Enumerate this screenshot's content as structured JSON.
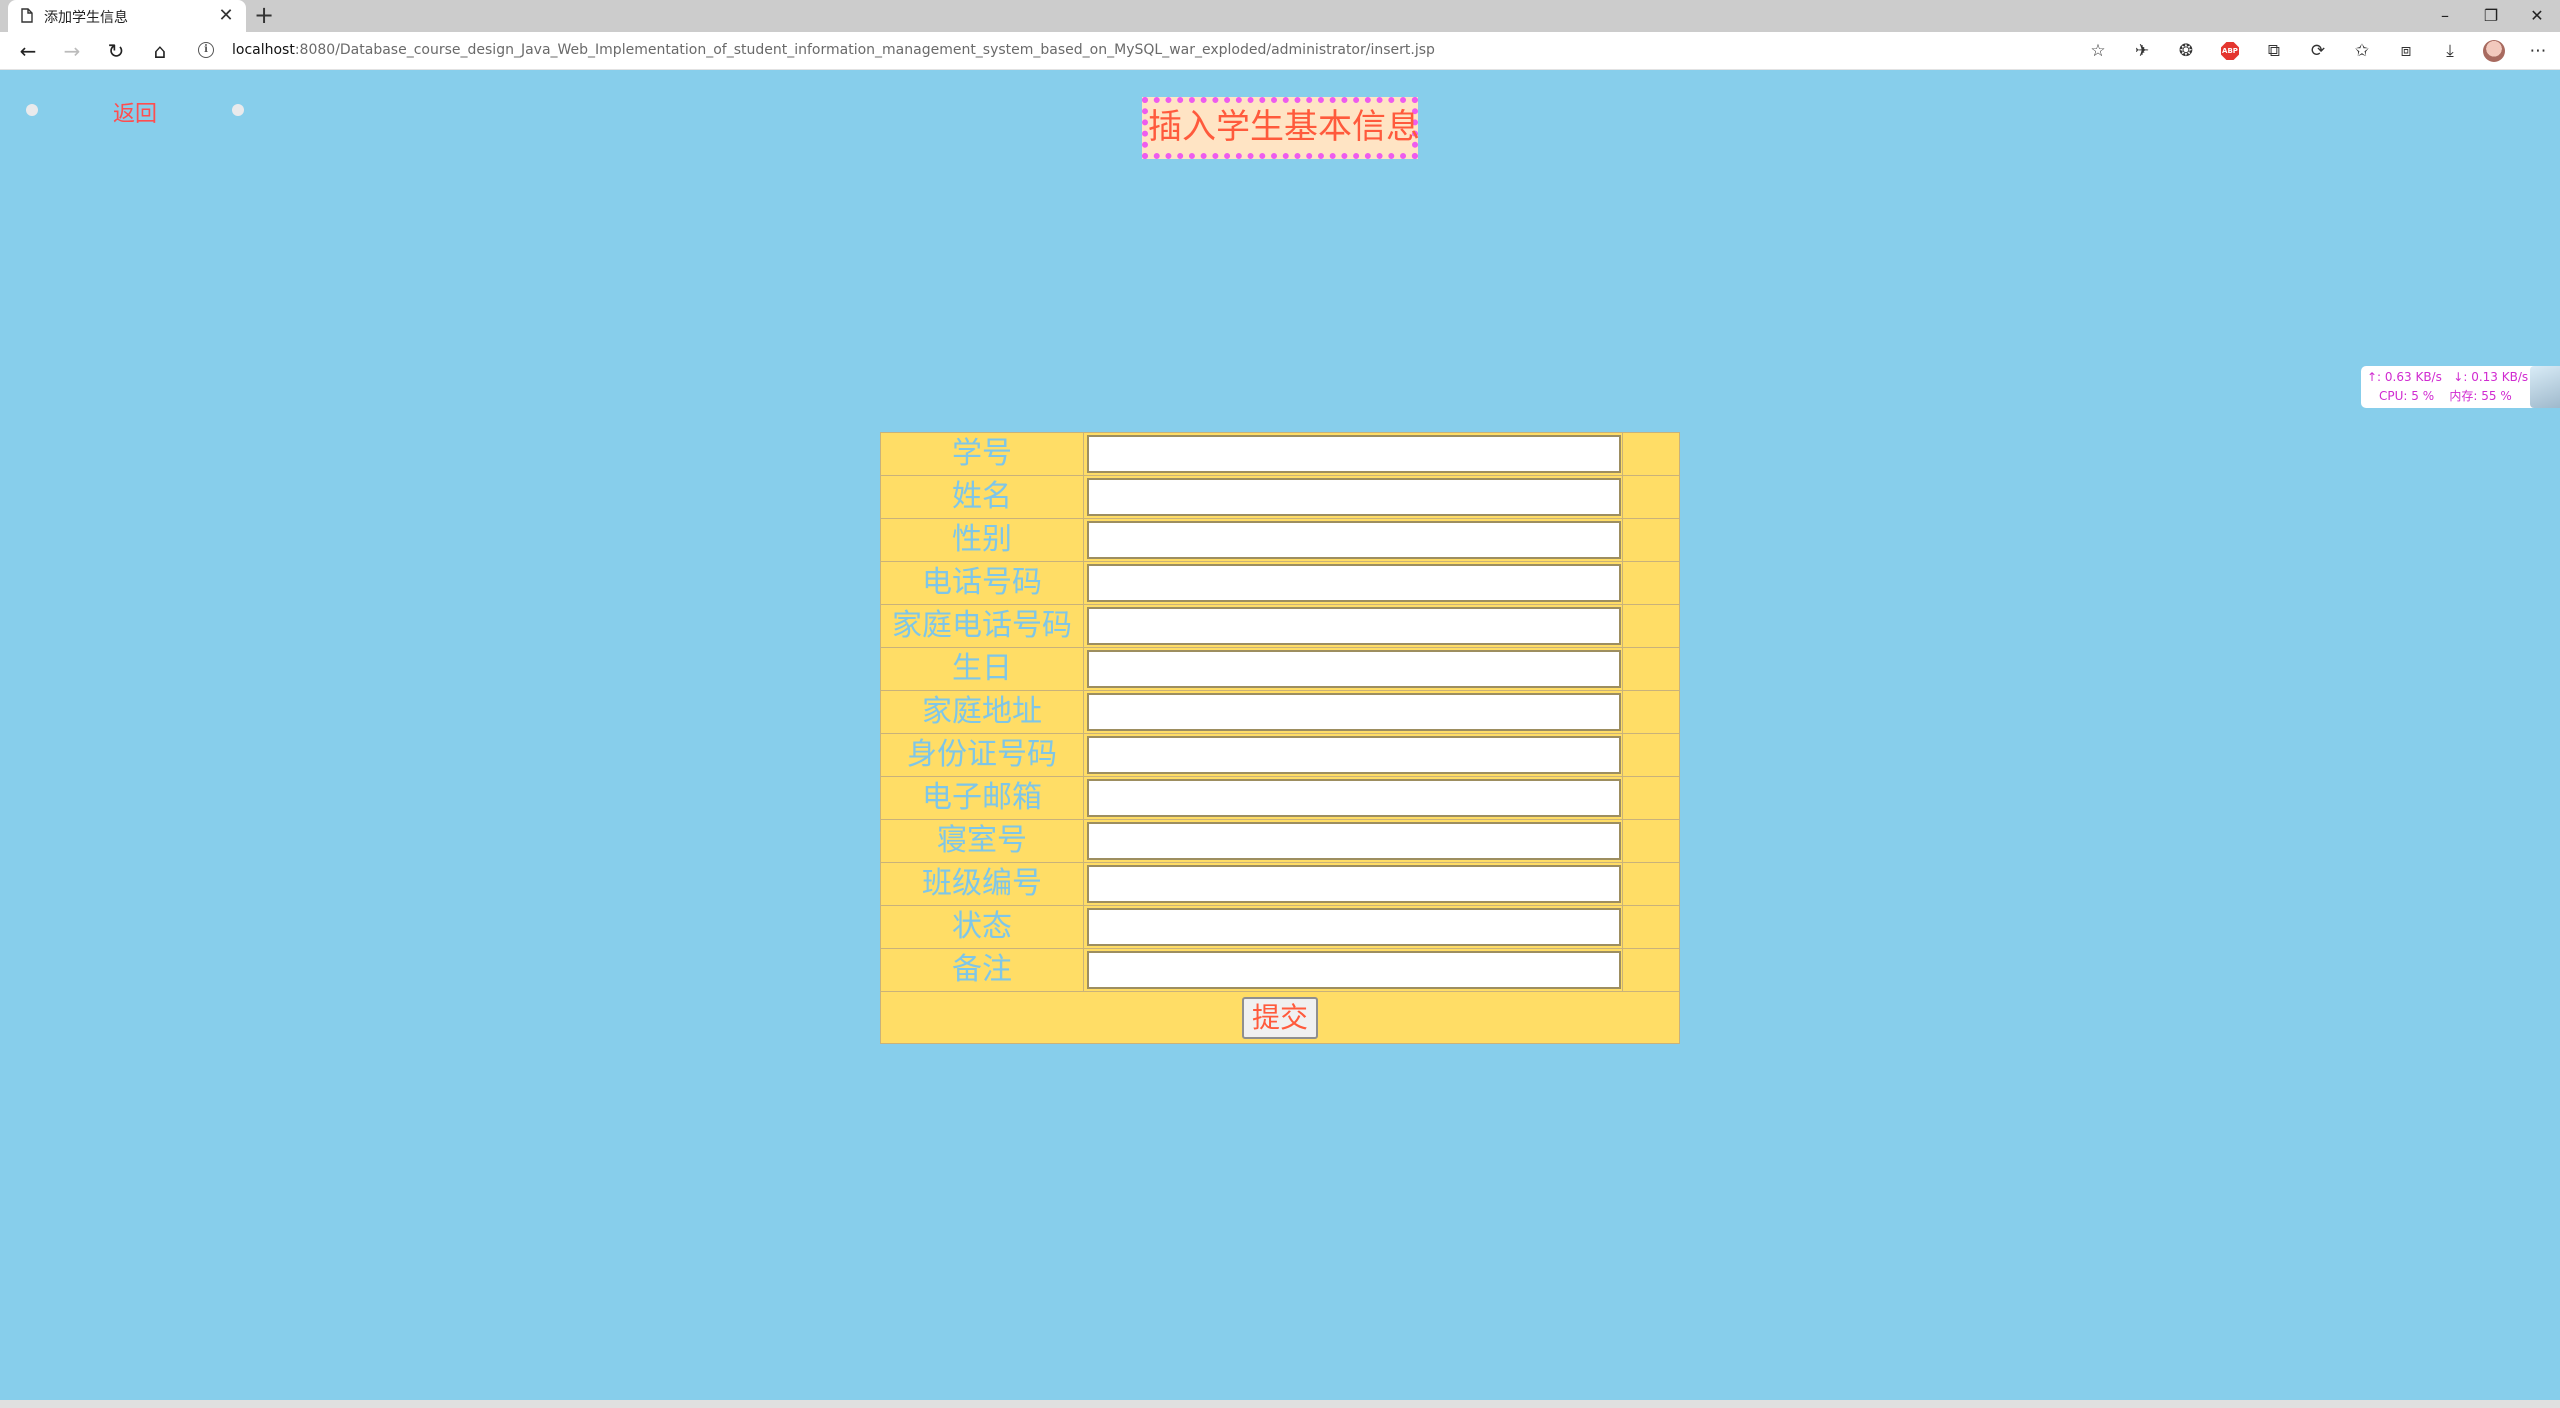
{
  "browser": {
    "tab_title": "添加学生信息",
    "url_host": "localhost",
    "url_rest": ":8080/Database_course_design_Java_Web_Implementation_of_student_information_management_system_based_on_MySQL_war_exploded/administrator/insert.jsp",
    "new_tab_symbol": "+",
    "tab_close_symbol": "✕",
    "window_controls": {
      "minimize": "–",
      "restore": "❐",
      "close": "✕"
    },
    "nav": {
      "back": "←",
      "forward": "→",
      "reload": "↻",
      "home": "⌂"
    },
    "info_symbol": "i",
    "toolbar_icons": {
      "favorite": "☆",
      "ext1": "✈",
      "ext2": "❂",
      "abp": "ABP",
      "collections": "⧉",
      "sync": "⟳",
      "favorites": "✩",
      "split": "⧈",
      "downloads": "⤓",
      "more": "⋯"
    }
  },
  "page": {
    "back_link": "返回",
    "title": "插入学生基本信息",
    "form": {
      "fields": [
        {
          "label": "学号",
          "value": ""
        },
        {
          "label": "姓名",
          "value": ""
        },
        {
          "label": "性别",
          "value": ""
        },
        {
          "label": "电话号码",
          "value": ""
        },
        {
          "label": "家庭电话号码",
          "value": ""
        },
        {
          "label": "生日",
          "value": ""
        },
        {
          "label": "家庭地址",
          "value": ""
        },
        {
          "label": "身份证号码",
          "value": ""
        },
        {
          "label": "电子邮箱",
          "value": ""
        },
        {
          "label": "寝室号",
          "value": ""
        },
        {
          "label": "班级编号",
          "value": ""
        },
        {
          "label": "状态",
          "value": ""
        },
        {
          "label": "备注",
          "value": ""
        }
      ],
      "submit_label": "提交"
    }
  },
  "system_monitor": {
    "upload": "↑: 0.63 KB/s",
    "download": "↓: 0.13 KB/s",
    "cpu": "CPU: 5 %",
    "memory": "内存: 55 %"
  },
  "colors": {
    "page_bg": "#87ceeb",
    "form_bg": "#ffdd66",
    "label_text": "#7ec6e8",
    "accent_red": "#ff5a3c",
    "title_bg": "#ffe4c4",
    "title_border": "#ee5cee"
  }
}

══════════

### What the task asks
Restate the data above word for word. Do not include the images.

### Response to the task
Enumerate this screenshot's content as structured JSON.
{
  "browser": {
    "tab_title": "添加学生信息",
    "url_host": "localhost",
    "url_rest": ":8080/Database_course_design_Java_Web_Implementation_of_student_information_management_system_based_on_MySQL_war_exploded/administrator/insert.jsp",
    "new_tab_symbol": "+",
    "tab_close_symbol": "✕",
    "window_controls": {
      "minimize": "–",
      "restore": "❐",
      "close": "✕"
    },
    "nav": {
      "back": "←",
      "forward": "→",
      "reload": "↻",
      "home": "⌂"
    },
    "info_symbol": "i",
    "toolbar_icons": {
      "favorite": "☆",
      "ext1": "✈",
      "ext2": "❂",
      "abp": "ABP",
      "collections": "⧉",
      "sync": "⟳",
      "favorites": "✩",
      "split": "⧈",
      "downloads": "⤓",
      "more": "⋯"
    }
  },
  "page": {
    "back_link": "返回",
    "title": "插入学生基本信息",
    "form": {
      "fields": [
        {
          "label": "学号",
          "value": ""
        },
        {
          "label": "姓名",
          "value": ""
        },
        {
          "label": "性别",
          "value": ""
        },
        {
          "label": "电话号码",
          "value": ""
        },
        {
          "label": "家庭电话号码",
          "value": ""
        },
        {
          "label": "生日",
          "value": ""
        },
        {
          "label": "家庭地址",
          "value": ""
        },
        {
          "label": "身份证号码",
          "value": ""
        },
        {
          "label": "电子邮箱",
          "value": ""
        },
        {
          "label": "寝室号",
          "value": ""
        },
        {
          "label": "班级编号",
          "value": ""
        },
        {
          "label": "状态",
          "value": ""
        },
        {
          "label": "备注",
          "value": ""
        }
      ],
      "submit_label": "提交"
    }
  },
  "system_monitor": {
    "upload": "↑: 0.63 KB/s",
    "download": "↓: 0.13 KB/s",
    "cpu": "CPU: 5 %",
    "memory": "内存: 55 %"
  },
  "colors": {
    "page_bg": "#87ceeb",
    "form_bg": "#ffdd66",
    "label_text": "#7ec6e8",
    "accent_red": "#ff5a3c",
    "title_bg": "#ffe4c4",
    "title_border": "#ee5cee"
  }
}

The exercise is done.